[What to work on]
Everything in the listing should be restated word for word.

[Extracted entries]
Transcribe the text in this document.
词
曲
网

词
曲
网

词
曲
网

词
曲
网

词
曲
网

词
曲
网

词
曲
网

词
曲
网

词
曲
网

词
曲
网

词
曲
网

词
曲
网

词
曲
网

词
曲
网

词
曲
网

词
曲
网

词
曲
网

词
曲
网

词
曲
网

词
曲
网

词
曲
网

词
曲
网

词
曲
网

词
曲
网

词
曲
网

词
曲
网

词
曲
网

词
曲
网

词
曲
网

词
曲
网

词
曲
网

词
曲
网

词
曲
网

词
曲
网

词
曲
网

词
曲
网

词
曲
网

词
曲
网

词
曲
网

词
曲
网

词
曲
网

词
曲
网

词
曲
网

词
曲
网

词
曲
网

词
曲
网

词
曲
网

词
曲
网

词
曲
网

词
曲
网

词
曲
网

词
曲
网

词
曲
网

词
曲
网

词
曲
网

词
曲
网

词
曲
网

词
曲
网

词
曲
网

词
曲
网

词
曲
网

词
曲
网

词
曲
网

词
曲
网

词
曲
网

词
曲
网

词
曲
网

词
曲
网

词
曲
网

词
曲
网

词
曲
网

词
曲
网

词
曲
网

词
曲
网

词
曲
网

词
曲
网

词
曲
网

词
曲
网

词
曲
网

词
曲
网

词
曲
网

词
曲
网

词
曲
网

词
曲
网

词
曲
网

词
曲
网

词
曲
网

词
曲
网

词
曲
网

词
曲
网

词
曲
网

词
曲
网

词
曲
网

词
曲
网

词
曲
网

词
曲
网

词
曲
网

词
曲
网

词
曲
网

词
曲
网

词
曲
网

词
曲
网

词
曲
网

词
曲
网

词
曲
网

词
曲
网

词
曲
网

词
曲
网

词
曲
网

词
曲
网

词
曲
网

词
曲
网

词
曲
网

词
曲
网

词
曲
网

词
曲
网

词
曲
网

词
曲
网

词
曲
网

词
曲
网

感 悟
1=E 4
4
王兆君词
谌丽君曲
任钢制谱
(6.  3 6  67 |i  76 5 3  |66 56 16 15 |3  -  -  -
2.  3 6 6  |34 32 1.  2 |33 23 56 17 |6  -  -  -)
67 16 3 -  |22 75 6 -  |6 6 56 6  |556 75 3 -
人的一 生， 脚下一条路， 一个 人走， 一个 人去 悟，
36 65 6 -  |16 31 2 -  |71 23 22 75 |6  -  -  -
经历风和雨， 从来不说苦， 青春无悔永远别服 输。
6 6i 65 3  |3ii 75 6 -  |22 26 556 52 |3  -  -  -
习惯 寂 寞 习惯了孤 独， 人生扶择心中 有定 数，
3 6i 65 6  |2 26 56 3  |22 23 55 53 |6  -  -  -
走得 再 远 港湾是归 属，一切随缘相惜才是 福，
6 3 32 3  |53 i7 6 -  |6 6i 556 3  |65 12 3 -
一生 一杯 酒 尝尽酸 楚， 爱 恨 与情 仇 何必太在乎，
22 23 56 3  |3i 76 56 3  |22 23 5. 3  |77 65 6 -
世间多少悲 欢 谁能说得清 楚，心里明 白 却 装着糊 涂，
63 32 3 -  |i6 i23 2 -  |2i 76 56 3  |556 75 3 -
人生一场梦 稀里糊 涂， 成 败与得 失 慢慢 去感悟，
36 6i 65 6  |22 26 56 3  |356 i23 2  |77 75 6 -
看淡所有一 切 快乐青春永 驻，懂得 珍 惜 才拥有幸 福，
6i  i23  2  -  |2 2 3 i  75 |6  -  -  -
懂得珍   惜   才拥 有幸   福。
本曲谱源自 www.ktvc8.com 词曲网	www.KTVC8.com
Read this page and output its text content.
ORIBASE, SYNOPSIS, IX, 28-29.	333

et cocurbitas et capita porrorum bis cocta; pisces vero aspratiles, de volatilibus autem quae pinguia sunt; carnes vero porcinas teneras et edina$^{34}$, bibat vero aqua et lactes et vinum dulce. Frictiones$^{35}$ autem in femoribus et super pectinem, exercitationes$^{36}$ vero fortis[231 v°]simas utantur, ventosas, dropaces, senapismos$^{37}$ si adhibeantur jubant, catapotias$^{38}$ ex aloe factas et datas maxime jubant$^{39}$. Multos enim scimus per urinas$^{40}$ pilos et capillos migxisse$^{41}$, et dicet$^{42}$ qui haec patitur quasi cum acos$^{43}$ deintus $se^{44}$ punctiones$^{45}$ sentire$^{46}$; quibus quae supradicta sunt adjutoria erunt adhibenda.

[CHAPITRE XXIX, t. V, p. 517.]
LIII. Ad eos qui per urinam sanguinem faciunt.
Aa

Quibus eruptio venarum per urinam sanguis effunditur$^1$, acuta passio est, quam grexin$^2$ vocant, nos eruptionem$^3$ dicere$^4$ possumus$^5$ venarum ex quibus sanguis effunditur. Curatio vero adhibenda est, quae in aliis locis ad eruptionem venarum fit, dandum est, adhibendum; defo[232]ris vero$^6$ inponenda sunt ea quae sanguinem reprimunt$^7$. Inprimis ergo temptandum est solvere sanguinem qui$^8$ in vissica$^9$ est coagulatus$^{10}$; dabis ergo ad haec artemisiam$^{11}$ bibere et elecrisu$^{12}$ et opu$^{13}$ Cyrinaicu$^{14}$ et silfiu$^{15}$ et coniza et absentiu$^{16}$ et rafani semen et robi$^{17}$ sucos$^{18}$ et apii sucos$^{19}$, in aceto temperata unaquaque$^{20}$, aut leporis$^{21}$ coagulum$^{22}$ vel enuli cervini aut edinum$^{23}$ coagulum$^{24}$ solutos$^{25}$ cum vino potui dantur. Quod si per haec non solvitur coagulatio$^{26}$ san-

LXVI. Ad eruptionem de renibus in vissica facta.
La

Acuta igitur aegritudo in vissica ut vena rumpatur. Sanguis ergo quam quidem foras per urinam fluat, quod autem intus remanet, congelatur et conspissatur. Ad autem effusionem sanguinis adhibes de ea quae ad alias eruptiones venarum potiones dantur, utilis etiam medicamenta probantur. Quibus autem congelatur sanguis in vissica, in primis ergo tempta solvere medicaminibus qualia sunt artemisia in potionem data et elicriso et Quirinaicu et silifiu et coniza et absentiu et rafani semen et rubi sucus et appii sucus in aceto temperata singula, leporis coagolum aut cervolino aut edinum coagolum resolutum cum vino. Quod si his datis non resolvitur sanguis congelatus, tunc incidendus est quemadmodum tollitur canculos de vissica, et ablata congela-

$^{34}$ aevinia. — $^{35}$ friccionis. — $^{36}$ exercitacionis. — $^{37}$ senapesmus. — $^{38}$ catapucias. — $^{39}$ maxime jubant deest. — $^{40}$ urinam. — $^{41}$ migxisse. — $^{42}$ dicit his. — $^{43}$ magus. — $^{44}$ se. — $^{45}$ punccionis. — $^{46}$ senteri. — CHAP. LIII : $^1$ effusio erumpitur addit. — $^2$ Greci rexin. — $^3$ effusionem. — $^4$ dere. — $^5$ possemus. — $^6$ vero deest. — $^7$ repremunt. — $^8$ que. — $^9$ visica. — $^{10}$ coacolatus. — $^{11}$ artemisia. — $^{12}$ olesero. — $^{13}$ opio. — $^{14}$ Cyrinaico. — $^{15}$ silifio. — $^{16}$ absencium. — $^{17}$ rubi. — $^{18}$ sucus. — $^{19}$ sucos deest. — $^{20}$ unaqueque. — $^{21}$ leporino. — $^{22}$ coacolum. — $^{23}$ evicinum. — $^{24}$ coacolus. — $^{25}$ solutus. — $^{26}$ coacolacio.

[Solution]
Transcribe the text in this document.
词
曲
网

词
曲
网

词
曲
网

词
曲
网

词
曲
网

词
曲
网

词
曲
网

词
曲
网

词
曲
网

词
曲
网

词
曲
网

词
曲
网

词
曲
网

词
曲
网

词
曲
网

词
曲
网

词
曲
网

词
曲
网

词
曲
网

词
曲
网

词
曲
网

词
曲
网

词
曲
网

词
曲
网

词
曲
网

词
曲
网

词
曲
网

词
曲
网

词
曲
网

词
曲
网

词
曲
网

词
曲
网

词
曲
网

词
曲
网

词
曲
网

词
曲
网

词
曲
网

词
曲
网

词
曲
网

词
曲
网

词
曲
网

词
曲
网

词
曲
网

词
曲
网

词
曲
网

词
曲
网

词
曲
网

词
曲
网

词
曲
网

词
曲
网

词
曲
网

词
曲
网

词
曲
网

词
曲
网

词
曲
网

词
曲
网

词
曲
网

词
曲
网

词
曲
网

词
曲
网

词
曲
网

词
曲
网

词
曲
网

词
曲
网

词
曲
网

词
曲
网

词
曲
网

词
曲
网

词
曲
网

词
曲
网

词
曲
网

词
曲
网

词
曲
网

词
曲
网

词
曲
网

词
曲
网

词
曲
网

词
曲
网

词
曲
网

词
曲
网

词
曲
网

词
曲
网

词
曲
网

词
曲
网

词
曲
网

词
曲
网

词
曲
网

词
曲
网

词
曲
网

词
曲
网

词
曲
网

词
曲
网

词
曲
网

词
曲
网

词
曲
网

词
曲
网

词
曲
网

词
曲
网

词
曲
网

词
曲
网

词
曲
网

词
曲
网

词
曲
网

词
曲
网

词
曲
网

词
曲
网

词
曲
网

词
曲
网

词
曲
网

词
曲
网

词
曲
网

词
曲
网

词
曲
网

词
曲
网

词
曲
网

词
曲
网

词
曲
网

词
曲
网

词
曲
网

词
曲
网

感 悟
1=E 4
4
王兆君词
谌丽君曲
任钢制谱
(6.  3 6  67 |i  76 5 3  |66 56 16 15 |3  -  -  -
2.  3 6 6  |34 32 1.  2 |33 23 56 17 |6  -  -  -)
67 16 3 -  |22 75 6 -  |6 6 56 6  |556 75 3 -
人的一 生， 脚下一条路， 一个 人走， 一个 人去 悟，
36 65 6 -  |16 31 2 -  |71 23 22 75 |6  -  -  -
经历风和雨， 从来不说苦， 青春无悔永远别服 输。
6 6i 65 3  |3ii 75 6 -  |22 26 556 52 |3  -  -  -
习惯 寂 寞 习惯了孤 独， 人生扶择心中 有定 数，
3 6i 65 6  |2 26 56 3  |22 23 55 53 |6  -  -  -
走得 再 远 港湾是归 属，一切随缘相惜才是 福，
6 3 32 3  |53 i7 6 -  |6 6i 556 3  |65 12 3 -
一生 一杯 酒 尝尽酸 楚， 爱 恨 与情 仇 何必太在乎，
22 23 56 3  |3i 76 56 3  |22 23 5. 3  |77 65 6 -
世间多少悲 欢 谁能说得清 楚，心里明 白 却 装着糊 涂，
63 32 3 -  |i6 i23 2 -  |2i 76 56 3  |556 75 3 -
人生一场梦 稀里糊 涂， 成 败与得 失 慢慢 去感悟，
36 6i 65 6  |22 26 56 3  |356 i23 2  |77 75 6 -
看淡所有一 切 快乐青春永 驻，懂得 珍 惜 才拥有幸 福，
6i  i23  2  -  |2 2 3 i  75 |6  -  -  -
懂得珍   惜   才拥 有幸   福。
本曲谱源自 www.ktvc8.com 词曲网	www.KTVC8.com
Read this page and output its text content.
ORIBASE, SYNOPSIS, IX, 28-29.	333

et cocurbitas et capita porrorum bis cocta; pisces vero aspratiles, de volatilibus autem quae pinguia sunt; carnes vero porcinas teneras et edina$^{34}$, bibat vero aqua et lactes et vinum dulce. Frictiones$^{35}$ autem in femoribus et super pectinem, exercitationes$^{36}$ vero fortis[231 v°]simas utantur, ventosas, dropaces, senapismos$^{37}$ si adhibeantur jubant, catapotias$^{38}$ ex aloe factas et datas maxime jubant$^{39}$. Multos enim scimus per urinas$^{40}$ pilos et capillos migxisse$^{41}$, et dicet$^{42}$ qui haec patitur quasi cum acos$^{43}$ deintus $se^{44}$ punctiones$^{45}$ sentire$^{46}$; quibus quae supradicta sunt adjutoria erunt adhibenda.

[CHAPITRE XXIX, t. V, p. 517.]
LIII. Ad eos qui per urinam sanguinem faciunt.
Aa

Quibus eruptio venarum per urinam sanguis effunditur$^1$, acuta passio est, quam grexin$^2$ vocant, nos eruptionem$^3$ dicere$^4$ possumus$^5$ venarum ex quibus sanguis effunditur. Curatio vero adhibenda est, quae in aliis locis ad eruptionem venarum fit, dandum est, adhibendum; defo[232]ris vero$^6$ inponenda sunt ea quae sanguinem reprimunt$^7$. Inprimis ergo temptandum est solvere sanguinem qui$^8$ in vissica$^9$ est coagulatus$^{10}$; dabis ergo ad haec artemisiam$^{11}$ bibere et elecrisu$^{12}$ et opu$^{13}$ Cyrinaicu$^{14}$ et silfiu$^{15}$ et coniza et absentiu$^{16}$ et rafani semen et robi$^{17}$ sucos$^{18}$ et apii sucos$^{19}$, in aceto temperata unaquaque$^{20}$, aut leporis$^{21}$ coagulum$^{22}$ vel enuli cervini aut edinum$^{23}$ coagulum$^{24}$ solutos$^{25}$ cum vino potui dantur. Quod si per haec non solvitur coagulatio$^{26}$ san-

LXVI. Ad eruptionem de renibus in vissica facta.
La

Acuta igitur aegritudo in vissica ut vena rumpatur. Sanguis ergo quam quidem foras per urinam fluat, quod autem intus remanet, congelatur et conspissatur. Ad autem effusionem sanguinis adhibes de ea quae ad alias eruptiones venarum potiones dantur, utilis etiam medicamenta probantur. Quibus autem congelatur sanguis in vissica, in primis ergo tempta solvere medicaminibus qualia sunt artemisia in potionem data et elicriso et Quirinaicu et silifiu et coniza et absentiu et rafani semen et rubi sucus et appii sucus in aceto temperata singula, leporis coagolum aut cervolino aut edinum coagolum resolutum cum vino. Quod si his datis non resolvitur sanguis congelatus, tunc incidendus est quemadmodum tollitur canculos de vissica, et ablata congela-

$^{34}$ aevinia. — $^{35}$ friccionis. — $^{36}$ exercitacionis. — $^{37}$ senapesmus. — $^{38}$ catapucias. — $^{39}$ maxime jubant deest. — $^{40}$ urinam. — $^{41}$ migxisse. — $^{42}$ dicit his. — $^{43}$ magus. — $^{44}$ se. — $^{45}$ punccionis. — $^{46}$ senteri. — CHAP. LIII : $^1$ effusio erumpitur addit. — $^2$ Greci rexin. — $^3$ effusionem. — $^4$ dere. — $^5$ possemus. — $^6$ vero deest. — $^7$ repremunt. — $^8$ que. — $^9$ visica. — $^{10}$ coacolatus. — $^{11}$ artemisia. — $^{12}$ olesero. — $^{13}$ opio. — $^{14}$ Cyrinaico. — $^{15}$ silifio. — $^{16}$ absencium. — $^{17}$ rubi. — $^{18}$ sucus. — $^{19}$ sucos deest. — $^{20}$ unaqueque. — $^{21}$ leporino. — $^{22}$ coacolum. — $^{23}$ evicinum. — $^{24}$ coacolus. — $^{25}$ solutus. — $^{26}$ coacolacio.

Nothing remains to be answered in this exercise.